Aim ▸
Reproduce all entries precisely, down to the last character.

─── Data lines ───

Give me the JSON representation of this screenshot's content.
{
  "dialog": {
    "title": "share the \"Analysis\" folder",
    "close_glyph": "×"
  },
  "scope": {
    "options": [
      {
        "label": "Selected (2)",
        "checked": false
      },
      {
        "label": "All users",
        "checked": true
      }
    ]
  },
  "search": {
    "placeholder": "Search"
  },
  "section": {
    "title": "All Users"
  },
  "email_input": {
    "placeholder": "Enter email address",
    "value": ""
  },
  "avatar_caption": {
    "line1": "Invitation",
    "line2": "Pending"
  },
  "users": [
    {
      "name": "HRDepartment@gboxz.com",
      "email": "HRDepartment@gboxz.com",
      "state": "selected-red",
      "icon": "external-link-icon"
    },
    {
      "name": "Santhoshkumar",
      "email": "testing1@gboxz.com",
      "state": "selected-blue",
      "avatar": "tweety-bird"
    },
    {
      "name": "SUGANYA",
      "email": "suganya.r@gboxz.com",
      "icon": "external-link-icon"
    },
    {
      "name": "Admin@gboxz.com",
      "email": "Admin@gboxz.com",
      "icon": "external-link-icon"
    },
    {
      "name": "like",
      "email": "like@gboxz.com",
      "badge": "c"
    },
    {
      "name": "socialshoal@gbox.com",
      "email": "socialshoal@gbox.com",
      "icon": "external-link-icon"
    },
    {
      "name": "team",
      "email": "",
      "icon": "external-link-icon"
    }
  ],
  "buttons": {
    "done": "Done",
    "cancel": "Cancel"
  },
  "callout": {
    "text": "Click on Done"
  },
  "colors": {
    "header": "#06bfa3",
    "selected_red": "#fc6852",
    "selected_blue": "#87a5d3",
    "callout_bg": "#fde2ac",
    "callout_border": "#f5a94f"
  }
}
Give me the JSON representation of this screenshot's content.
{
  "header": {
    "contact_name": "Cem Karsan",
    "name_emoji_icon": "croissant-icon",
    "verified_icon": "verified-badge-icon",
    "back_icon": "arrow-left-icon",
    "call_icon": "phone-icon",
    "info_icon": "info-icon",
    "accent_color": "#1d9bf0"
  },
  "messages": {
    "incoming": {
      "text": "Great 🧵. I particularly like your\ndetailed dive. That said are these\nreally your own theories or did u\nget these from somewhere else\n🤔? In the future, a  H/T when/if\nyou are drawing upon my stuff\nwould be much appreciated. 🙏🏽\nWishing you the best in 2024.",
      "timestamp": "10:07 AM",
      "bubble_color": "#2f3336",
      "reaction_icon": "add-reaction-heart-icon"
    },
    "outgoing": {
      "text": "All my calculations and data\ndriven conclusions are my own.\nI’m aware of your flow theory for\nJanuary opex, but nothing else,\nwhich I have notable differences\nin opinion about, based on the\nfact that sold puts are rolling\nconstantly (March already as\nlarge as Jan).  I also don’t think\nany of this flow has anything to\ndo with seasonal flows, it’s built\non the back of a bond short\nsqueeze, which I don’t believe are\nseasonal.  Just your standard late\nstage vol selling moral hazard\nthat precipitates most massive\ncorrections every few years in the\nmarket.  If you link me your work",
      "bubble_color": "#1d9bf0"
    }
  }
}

───

Exercise response ▸
Give me the JSON representation of this screenshot's content.
{
  "dialog": {
    "title": "share the \"Analysis\" folder",
    "close_glyph": "×"
  },
  "scope": {
    "options": [
      {
        "label": "Selected (2)",
        "checked": false
      },
      {
        "label": "All users",
        "checked": true
      }
    ]
  },
  "search": {
    "placeholder": "Search"
  },
  "section": {
    "title": "All Users"
  },
  "email_input": {
    "placeholder": "Enter email address",
    "value": ""
  },
  "avatar_caption": {
    "line1": "Invitation",
    "line2": "Pending"
  },
  "users": [
    {
      "name": "HRDepartment@gboxz.com",
      "email": "HRDepartment@gboxz.com",
      "state": "selected-red",
      "icon": "external-link-icon"
    },
    {
      "name": "Santhoshkumar",
      "email": "testing1@gboxz.com",
      "state": "selected-blue",
      "avatar": "tweety-bird"
    },
    {
      "name": "SUGANYA",
      "email": "suganya.r@gboxz.com",
      "icon": "external-link-icon"
    },
    {
      "name": "Admin@gboxz.com",
      "email": "Admin@gboxz.com",
      "icon": "external-link-icon"
    },
    {
      "name": "like",
      "email": "like@gboxz.com",
      "badge": "c"
    },
    {
      "name": "socialshoal@gbox.com",
      "email": "socialshoal@gbox.com",
      "icon": "external-link-icon"
    },
    {
      "name": "team",
      "email": "",
      "icon": "external-link-icon"
    }
  ],
  "buttons": {
    "done": "Done",
    "cancel": "Cancel"
  },
  "callout": {
    "text": "Click on Done"
  },
  "colors": {
    "header": "#06bfa3",
    "selected_red": "#fc6852",
    "selected_blue": "#87a5d3",
    "callout_bg": "#fde2ac",
    "callout_border": "#f5a94f"
  }
}
Give me the JSON representation of this screenshot's content.
{
  "header": {
    "contact_name": "Cem Karsan",
    "name_emoji_icon": "croissant-icon",
    "verified_icon": "verified-badge-icon",
    "back_icon": "arrow-left-icon",
    "call_icon": "phone-icon",
    "info_icon": "info-icon",
    "accent_color": "#1d9bf0"
  },
  "messages": {
    "incoming": {
      "text": "Great 🧵. I particularly like your\ndetailed dive. That said are these\nreally your own theories or did u\nget these from somewhere else\n🤔? In the future, a  H/T when/if\nyou are drawing upon my stuff\nwould be much appreciated. 🙏🏽\nWishing you the best in 2024.",
      "timestamp": "10:07 AM",
      "bubble_color": "#2f3336",
      "reaction_icon": "add-reaction-heart-icon"
    },
    "outgoing": {
      "text": "All my calculations and data\ndriven conclusions are my own.\nI’m aware of your flow theory for\nJanuary opex, but nothing else,\nwhich I have notable differences\nin opinion about, based on the\nfact that sold puts are rolling\nconstantly (March already as\nlarge as Jan).  I also don’t think\nany of this flow has anything to\ndo with seasonal flows, it’s built\non the back of a bond short\nsqueeze, which I don’t believe are\nseasonal.  Just your standard late\nstage vol selling moral hazard\nthat precipitates most massive\ncorrections every few years in the\nmarket.  If you link me your work",
      "bubble_color": "#1d9bf0"
    }
  }
}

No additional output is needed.